---- Exercise materials
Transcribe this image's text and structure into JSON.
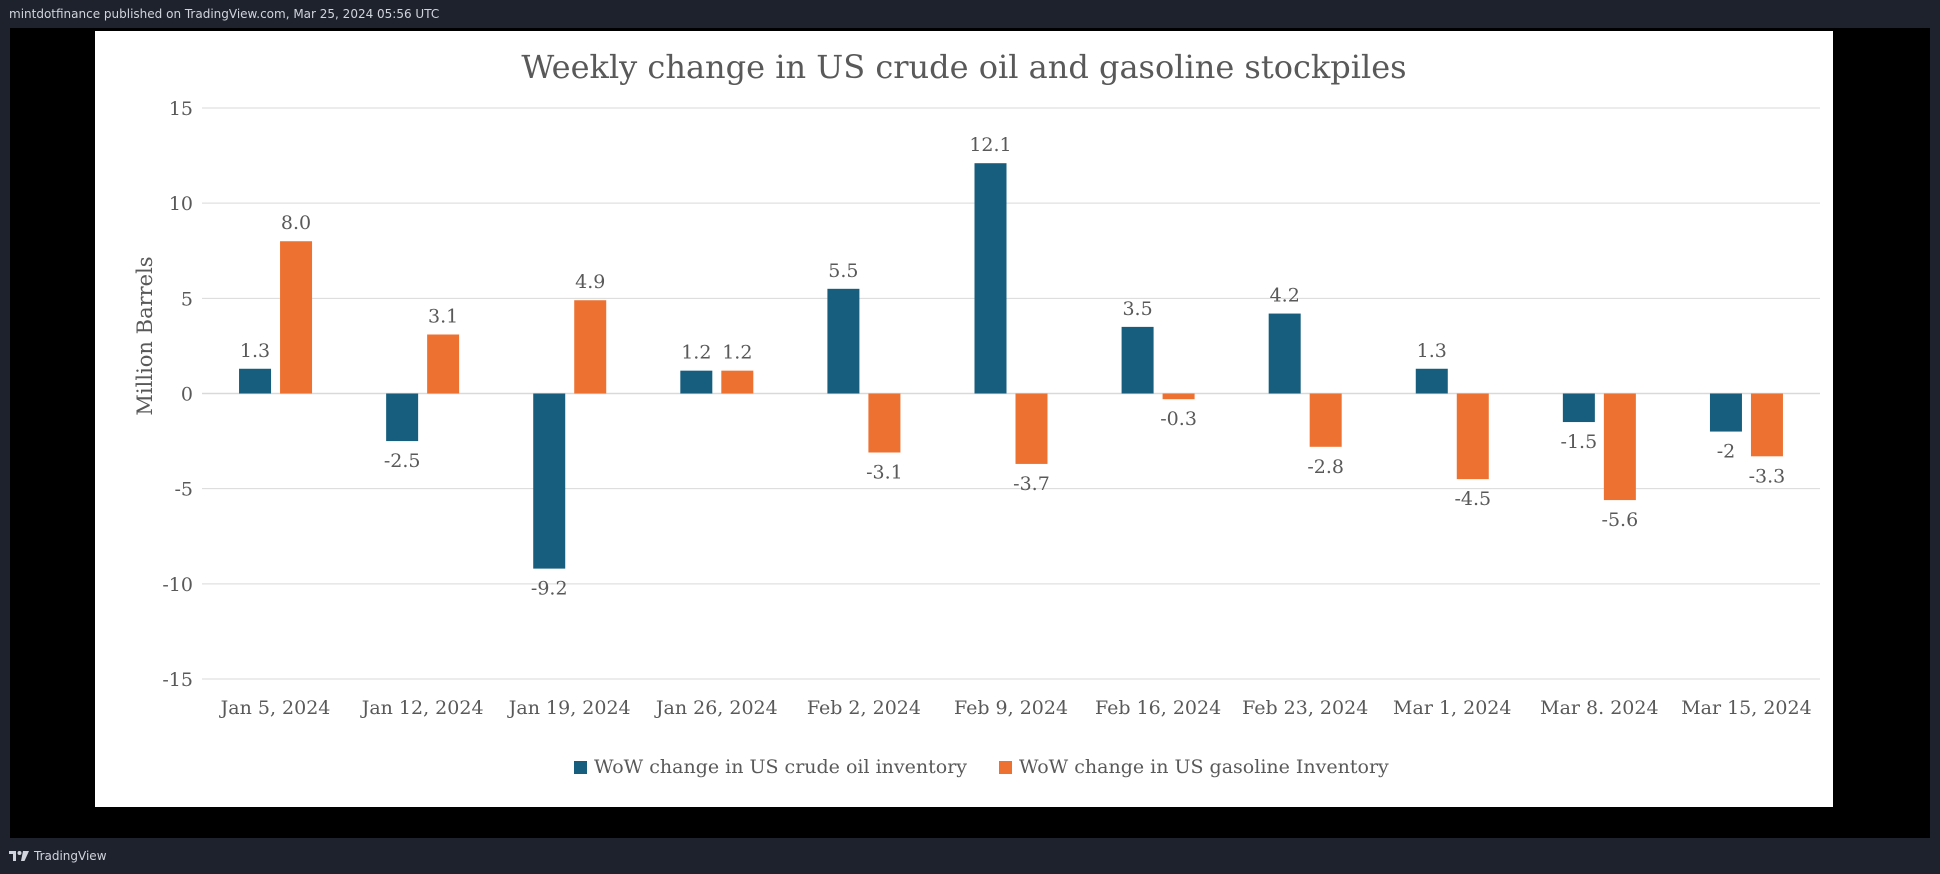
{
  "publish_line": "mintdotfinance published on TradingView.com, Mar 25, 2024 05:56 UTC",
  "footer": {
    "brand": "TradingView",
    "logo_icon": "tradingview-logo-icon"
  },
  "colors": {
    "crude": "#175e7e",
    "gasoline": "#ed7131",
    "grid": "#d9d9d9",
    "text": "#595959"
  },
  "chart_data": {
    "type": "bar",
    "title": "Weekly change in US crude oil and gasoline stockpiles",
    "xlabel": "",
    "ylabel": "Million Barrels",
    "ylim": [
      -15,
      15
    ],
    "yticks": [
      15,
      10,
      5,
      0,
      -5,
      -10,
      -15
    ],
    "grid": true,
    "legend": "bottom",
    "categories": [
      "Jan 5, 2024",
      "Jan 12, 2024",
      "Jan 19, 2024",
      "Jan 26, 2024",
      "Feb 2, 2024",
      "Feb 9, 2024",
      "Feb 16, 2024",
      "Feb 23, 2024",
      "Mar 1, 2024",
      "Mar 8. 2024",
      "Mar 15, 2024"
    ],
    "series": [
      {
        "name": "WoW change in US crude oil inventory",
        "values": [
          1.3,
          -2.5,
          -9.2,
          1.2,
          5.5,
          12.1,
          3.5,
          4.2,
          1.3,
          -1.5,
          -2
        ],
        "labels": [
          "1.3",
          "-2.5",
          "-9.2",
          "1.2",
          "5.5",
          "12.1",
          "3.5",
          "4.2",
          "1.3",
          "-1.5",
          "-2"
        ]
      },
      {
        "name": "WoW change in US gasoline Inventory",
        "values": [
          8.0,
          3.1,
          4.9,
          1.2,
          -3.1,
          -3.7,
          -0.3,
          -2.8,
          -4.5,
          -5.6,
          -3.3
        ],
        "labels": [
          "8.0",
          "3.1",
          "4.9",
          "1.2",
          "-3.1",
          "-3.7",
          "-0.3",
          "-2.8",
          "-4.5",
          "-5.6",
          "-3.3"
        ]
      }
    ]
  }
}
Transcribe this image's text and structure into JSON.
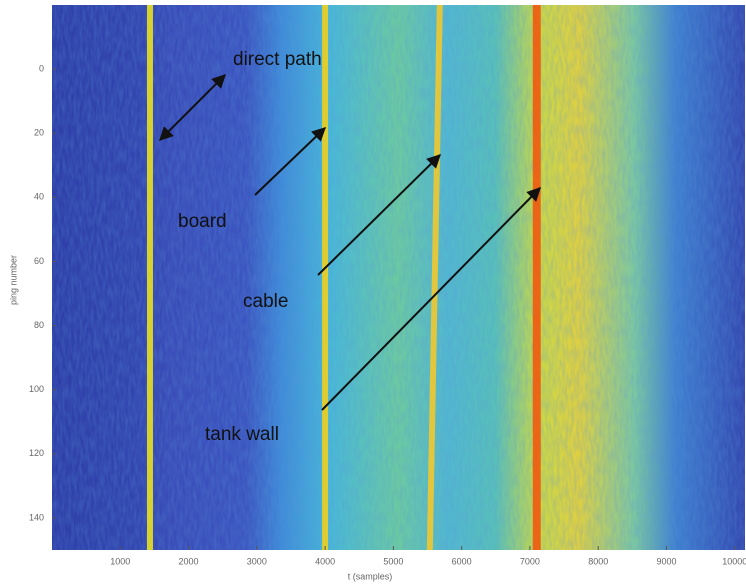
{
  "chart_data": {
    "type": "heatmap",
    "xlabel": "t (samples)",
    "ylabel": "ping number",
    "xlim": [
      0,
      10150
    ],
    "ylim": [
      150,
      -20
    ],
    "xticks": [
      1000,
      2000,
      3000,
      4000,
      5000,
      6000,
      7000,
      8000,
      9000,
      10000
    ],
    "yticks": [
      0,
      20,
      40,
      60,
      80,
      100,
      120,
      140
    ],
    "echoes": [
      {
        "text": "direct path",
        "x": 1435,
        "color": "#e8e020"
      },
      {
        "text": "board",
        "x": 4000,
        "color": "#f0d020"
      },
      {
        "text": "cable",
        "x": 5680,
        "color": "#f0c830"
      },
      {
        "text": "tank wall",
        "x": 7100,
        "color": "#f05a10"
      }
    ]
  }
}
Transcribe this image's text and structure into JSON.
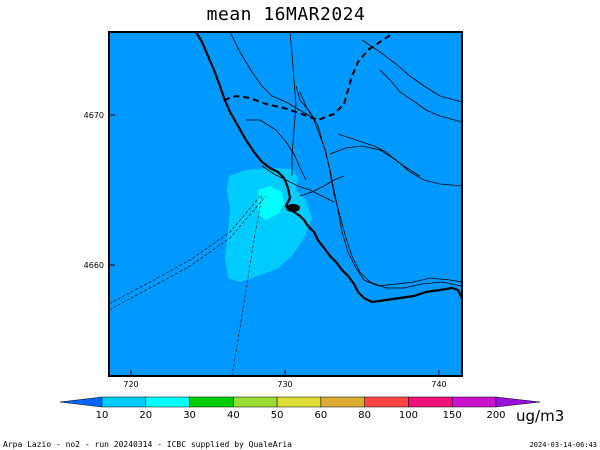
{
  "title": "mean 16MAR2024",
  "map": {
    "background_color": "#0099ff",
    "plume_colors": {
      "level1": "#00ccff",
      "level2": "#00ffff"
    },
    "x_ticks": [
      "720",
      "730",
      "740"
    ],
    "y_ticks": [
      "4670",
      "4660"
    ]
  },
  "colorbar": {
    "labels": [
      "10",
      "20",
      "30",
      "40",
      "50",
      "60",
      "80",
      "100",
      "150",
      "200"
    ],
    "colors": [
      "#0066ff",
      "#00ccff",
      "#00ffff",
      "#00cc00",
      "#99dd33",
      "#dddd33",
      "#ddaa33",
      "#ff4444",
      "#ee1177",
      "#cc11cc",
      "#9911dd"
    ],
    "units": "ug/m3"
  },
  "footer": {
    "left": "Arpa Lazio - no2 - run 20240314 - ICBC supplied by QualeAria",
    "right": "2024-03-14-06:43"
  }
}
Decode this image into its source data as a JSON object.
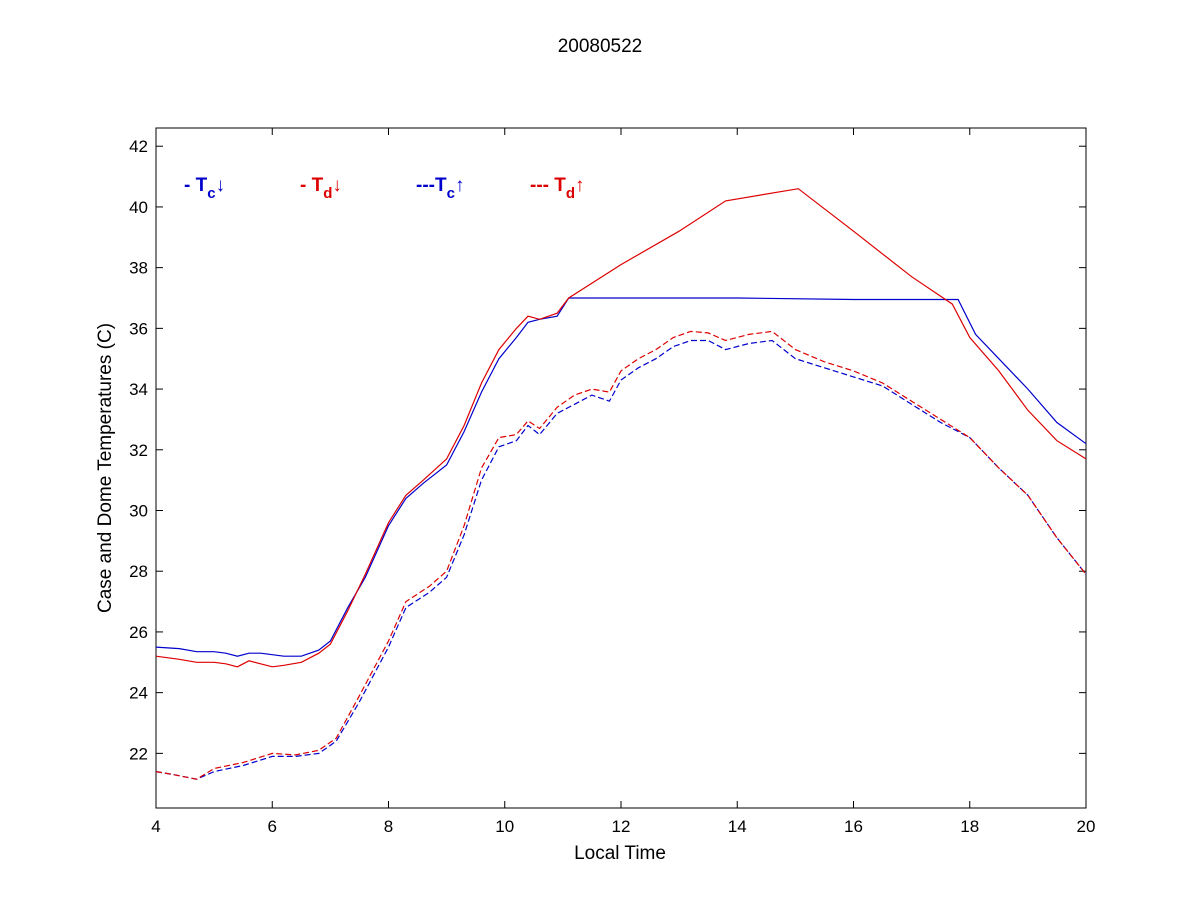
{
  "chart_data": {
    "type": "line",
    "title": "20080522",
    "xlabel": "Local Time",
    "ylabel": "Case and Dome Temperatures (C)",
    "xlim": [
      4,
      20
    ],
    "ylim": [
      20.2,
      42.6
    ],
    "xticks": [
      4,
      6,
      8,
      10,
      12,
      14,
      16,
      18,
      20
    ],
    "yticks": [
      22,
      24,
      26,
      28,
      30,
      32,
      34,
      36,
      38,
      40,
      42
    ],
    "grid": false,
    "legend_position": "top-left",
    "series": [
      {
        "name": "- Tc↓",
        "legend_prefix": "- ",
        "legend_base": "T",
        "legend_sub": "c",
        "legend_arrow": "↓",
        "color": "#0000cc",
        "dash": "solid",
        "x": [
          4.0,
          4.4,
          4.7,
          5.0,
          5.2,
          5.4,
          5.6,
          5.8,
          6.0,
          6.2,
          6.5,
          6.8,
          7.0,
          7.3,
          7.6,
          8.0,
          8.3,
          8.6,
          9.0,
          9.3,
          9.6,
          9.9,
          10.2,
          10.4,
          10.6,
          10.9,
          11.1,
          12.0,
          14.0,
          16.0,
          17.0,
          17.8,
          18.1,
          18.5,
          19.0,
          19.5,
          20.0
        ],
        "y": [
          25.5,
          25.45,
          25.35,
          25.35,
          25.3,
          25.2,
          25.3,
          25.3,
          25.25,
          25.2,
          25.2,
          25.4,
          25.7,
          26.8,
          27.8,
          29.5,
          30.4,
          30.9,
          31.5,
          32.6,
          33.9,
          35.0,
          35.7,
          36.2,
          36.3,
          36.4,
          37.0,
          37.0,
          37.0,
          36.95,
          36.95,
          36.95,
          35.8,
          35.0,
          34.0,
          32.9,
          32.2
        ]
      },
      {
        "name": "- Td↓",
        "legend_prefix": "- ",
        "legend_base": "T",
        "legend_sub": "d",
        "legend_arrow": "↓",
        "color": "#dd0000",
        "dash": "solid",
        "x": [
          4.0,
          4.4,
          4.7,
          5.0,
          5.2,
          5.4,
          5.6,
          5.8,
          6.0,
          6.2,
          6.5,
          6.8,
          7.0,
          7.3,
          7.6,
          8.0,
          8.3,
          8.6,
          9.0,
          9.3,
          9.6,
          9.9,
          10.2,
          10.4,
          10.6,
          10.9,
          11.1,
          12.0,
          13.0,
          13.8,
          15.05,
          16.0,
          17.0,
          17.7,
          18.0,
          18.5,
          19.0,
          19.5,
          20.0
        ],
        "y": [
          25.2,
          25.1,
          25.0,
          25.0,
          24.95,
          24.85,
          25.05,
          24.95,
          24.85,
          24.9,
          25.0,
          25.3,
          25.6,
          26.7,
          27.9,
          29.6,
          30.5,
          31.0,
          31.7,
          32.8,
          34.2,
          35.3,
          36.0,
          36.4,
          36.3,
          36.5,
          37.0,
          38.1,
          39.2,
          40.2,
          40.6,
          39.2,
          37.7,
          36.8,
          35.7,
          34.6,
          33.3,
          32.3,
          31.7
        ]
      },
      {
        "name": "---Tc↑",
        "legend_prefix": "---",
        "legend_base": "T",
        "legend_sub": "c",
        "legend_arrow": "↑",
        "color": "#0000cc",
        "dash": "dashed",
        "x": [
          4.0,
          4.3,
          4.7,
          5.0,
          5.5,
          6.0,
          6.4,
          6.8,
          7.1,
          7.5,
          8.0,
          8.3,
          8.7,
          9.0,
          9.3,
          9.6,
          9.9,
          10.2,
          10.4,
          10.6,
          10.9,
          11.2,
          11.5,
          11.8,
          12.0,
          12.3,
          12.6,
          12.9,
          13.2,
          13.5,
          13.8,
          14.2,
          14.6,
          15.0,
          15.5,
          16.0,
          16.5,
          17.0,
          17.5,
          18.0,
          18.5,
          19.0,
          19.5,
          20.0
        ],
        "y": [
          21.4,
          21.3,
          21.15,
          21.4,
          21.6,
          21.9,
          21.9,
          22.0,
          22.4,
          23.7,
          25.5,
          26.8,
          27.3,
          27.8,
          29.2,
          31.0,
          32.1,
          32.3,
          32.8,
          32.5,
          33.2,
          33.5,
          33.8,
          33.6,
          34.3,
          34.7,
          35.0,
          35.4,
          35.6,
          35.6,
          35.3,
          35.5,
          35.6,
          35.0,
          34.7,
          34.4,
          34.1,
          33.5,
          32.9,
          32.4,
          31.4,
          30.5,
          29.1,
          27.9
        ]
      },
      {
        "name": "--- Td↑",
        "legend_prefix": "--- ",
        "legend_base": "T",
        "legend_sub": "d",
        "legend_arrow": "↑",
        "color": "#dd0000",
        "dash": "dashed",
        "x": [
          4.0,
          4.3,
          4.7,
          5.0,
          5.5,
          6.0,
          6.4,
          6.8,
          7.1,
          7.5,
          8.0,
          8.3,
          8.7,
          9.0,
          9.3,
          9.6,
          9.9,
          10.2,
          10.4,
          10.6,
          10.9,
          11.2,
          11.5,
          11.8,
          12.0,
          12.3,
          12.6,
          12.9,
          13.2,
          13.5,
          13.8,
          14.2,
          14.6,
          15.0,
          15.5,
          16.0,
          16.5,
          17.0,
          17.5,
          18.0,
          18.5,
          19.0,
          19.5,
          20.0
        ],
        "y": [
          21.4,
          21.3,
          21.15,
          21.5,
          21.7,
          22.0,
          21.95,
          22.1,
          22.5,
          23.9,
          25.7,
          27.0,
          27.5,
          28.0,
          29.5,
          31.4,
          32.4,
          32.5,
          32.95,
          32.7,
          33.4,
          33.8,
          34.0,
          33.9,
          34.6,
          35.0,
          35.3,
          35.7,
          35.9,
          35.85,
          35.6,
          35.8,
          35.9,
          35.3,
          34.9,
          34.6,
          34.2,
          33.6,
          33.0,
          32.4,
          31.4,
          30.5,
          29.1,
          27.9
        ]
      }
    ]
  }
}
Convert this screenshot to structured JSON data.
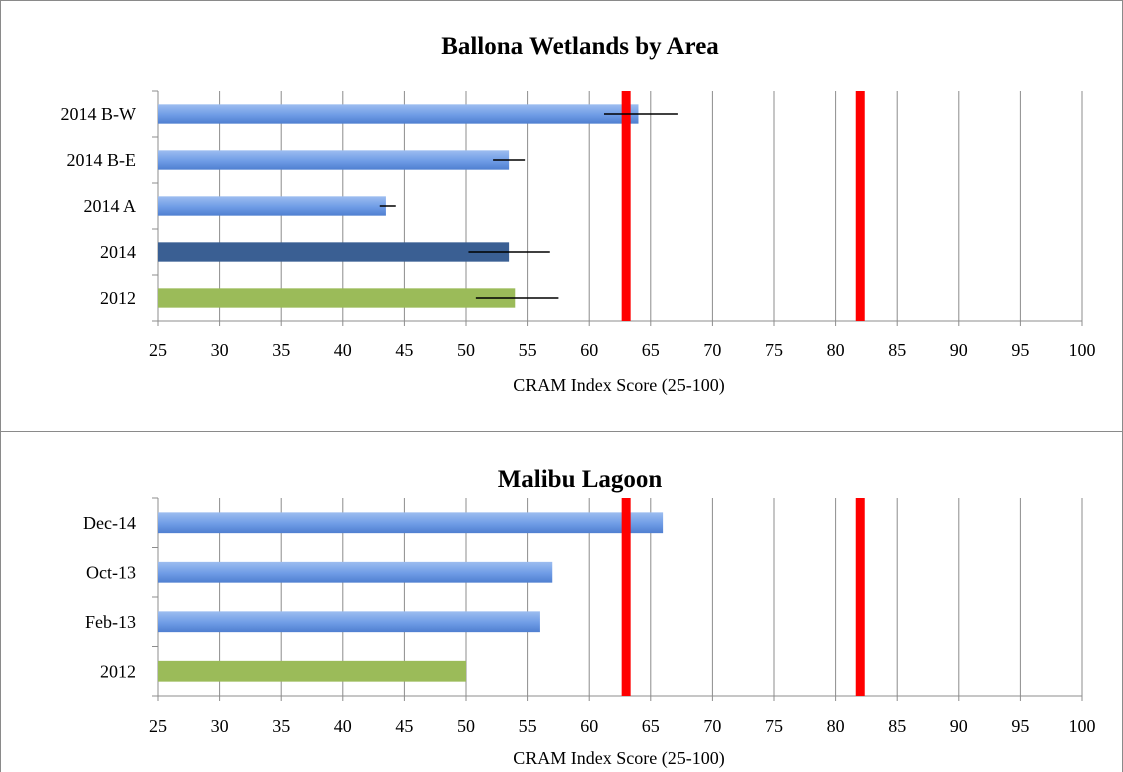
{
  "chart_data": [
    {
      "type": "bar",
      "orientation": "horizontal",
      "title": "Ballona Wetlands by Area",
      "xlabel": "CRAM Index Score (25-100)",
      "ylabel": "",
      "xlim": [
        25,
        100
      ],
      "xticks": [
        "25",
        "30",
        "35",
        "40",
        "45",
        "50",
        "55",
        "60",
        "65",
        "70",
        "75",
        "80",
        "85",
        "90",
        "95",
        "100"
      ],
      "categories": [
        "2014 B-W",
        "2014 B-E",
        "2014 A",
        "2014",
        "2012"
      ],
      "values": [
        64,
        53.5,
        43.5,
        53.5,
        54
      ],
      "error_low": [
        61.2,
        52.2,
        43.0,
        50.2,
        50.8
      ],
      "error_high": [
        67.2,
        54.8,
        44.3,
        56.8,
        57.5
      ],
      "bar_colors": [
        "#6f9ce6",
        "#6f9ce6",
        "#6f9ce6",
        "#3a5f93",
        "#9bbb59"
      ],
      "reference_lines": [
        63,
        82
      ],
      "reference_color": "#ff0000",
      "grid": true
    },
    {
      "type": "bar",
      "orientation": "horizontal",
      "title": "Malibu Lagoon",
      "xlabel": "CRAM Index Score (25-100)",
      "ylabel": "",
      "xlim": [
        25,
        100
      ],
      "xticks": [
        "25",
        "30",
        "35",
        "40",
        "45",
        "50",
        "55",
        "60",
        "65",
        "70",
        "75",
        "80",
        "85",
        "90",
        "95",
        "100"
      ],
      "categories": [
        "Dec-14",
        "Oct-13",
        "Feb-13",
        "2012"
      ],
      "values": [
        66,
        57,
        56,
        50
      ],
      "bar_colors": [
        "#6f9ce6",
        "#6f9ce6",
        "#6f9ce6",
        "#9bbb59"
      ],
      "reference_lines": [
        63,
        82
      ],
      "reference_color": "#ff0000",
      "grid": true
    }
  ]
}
--------
# Goal
Count how many lines above include the word "name" and answer with that figure only.

# Answer to the problem
6